> _Task directions_
Take every line from the listing below that includes "trunk" and copy it.

━━ Provided information ━━

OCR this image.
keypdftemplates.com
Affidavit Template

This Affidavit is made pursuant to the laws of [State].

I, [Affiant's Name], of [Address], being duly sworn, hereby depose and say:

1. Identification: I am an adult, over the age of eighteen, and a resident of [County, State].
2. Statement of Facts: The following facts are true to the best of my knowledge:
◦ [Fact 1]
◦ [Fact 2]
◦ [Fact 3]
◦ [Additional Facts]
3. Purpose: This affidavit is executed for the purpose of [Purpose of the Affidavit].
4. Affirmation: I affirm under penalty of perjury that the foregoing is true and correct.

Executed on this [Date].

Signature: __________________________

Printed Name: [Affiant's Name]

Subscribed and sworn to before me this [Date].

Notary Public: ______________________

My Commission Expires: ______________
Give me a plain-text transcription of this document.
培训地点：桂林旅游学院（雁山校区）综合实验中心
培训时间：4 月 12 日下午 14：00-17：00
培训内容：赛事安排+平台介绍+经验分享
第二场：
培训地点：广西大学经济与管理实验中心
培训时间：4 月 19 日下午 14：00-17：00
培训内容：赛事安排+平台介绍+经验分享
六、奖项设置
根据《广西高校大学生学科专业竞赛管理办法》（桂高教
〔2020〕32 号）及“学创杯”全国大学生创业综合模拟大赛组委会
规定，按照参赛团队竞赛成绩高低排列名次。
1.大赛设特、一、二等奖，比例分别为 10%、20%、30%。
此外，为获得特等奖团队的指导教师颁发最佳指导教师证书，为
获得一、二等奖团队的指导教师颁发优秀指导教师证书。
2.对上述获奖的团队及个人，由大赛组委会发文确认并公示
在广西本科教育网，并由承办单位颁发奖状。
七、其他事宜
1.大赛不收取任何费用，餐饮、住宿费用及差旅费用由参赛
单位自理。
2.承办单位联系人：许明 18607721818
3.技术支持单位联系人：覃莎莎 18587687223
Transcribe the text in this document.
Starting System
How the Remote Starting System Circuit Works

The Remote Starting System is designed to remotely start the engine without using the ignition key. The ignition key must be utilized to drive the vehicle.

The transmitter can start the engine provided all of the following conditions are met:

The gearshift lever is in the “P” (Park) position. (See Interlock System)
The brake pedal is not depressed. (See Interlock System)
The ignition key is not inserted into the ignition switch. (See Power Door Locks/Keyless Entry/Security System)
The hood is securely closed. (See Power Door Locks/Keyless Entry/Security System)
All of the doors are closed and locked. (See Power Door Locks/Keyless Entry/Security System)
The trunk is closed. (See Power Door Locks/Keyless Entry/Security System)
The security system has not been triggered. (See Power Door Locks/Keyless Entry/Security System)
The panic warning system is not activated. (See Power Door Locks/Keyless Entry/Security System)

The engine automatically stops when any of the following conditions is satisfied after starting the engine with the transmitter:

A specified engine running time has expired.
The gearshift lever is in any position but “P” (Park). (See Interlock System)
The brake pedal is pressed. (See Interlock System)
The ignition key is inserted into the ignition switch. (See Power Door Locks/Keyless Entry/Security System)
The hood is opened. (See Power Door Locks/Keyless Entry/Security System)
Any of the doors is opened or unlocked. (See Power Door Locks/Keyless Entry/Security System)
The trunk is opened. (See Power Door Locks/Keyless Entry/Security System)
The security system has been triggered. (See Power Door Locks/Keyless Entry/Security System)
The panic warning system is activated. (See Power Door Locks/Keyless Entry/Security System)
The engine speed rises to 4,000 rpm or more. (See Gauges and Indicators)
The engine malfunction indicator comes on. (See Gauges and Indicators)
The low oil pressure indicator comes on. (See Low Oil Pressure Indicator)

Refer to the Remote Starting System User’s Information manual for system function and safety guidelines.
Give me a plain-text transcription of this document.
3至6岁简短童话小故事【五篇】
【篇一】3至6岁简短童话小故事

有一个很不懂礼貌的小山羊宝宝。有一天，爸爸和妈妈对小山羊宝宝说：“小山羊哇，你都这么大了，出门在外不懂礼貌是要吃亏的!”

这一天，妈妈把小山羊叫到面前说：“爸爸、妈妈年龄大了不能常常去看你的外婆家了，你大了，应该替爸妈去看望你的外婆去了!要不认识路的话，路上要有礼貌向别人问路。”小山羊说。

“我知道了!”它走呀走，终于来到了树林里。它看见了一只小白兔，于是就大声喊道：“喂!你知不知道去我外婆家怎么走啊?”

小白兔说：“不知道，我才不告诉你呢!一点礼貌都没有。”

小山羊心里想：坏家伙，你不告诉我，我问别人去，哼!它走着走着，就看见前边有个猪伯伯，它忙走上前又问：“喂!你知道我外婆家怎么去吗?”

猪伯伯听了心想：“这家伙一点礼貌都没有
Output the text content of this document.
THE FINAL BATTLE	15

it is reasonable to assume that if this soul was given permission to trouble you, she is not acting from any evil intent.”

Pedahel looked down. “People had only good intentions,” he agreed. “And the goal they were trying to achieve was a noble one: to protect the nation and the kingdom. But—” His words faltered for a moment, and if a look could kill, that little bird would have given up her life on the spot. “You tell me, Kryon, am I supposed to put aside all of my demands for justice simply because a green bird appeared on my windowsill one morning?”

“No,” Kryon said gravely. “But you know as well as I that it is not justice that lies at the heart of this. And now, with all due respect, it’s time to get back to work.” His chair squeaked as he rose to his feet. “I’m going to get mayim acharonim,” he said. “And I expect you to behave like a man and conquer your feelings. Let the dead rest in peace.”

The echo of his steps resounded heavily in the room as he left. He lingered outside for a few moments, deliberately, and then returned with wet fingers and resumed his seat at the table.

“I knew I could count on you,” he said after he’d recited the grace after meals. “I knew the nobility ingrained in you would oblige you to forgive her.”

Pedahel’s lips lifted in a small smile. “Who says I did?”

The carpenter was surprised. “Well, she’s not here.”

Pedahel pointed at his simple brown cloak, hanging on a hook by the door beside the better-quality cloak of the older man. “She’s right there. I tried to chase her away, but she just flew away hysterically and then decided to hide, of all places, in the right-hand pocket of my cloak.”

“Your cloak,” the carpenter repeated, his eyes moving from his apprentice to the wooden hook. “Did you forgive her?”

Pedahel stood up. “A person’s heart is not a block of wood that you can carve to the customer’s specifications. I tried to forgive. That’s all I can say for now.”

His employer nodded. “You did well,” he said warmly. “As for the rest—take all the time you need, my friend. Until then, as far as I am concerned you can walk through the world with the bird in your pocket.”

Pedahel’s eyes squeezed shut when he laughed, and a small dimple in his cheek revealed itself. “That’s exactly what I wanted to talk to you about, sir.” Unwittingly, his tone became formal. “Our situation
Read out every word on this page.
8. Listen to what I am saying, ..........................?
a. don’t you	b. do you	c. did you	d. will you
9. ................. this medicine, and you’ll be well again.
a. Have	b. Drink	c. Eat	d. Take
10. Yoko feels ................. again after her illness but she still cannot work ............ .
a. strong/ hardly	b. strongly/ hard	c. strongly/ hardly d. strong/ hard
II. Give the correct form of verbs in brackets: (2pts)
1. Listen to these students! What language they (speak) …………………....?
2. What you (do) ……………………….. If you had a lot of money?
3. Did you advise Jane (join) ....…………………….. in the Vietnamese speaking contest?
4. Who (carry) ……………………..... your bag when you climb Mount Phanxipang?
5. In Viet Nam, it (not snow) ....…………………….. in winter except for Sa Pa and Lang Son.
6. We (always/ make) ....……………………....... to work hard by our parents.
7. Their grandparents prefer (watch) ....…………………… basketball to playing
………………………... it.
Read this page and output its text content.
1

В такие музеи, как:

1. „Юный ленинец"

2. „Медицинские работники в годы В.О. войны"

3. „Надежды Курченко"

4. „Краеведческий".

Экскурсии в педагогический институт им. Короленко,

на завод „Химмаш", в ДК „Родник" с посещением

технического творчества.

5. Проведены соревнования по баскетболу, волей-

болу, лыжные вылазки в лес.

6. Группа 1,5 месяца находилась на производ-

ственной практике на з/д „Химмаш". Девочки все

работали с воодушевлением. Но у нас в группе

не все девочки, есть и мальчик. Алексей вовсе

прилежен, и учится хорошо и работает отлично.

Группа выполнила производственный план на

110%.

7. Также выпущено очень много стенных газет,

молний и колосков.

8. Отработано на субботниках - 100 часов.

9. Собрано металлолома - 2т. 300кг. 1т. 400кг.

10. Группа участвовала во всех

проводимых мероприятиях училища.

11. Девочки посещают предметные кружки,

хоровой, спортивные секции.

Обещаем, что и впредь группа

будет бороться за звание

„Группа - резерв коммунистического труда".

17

━━━

> _Full answer_
The trunk is closed. (See Power Door Locks/Keyless Entry/Security System)
The trunk is opened. (See Power Door Locks/Keyless Entry/Security System)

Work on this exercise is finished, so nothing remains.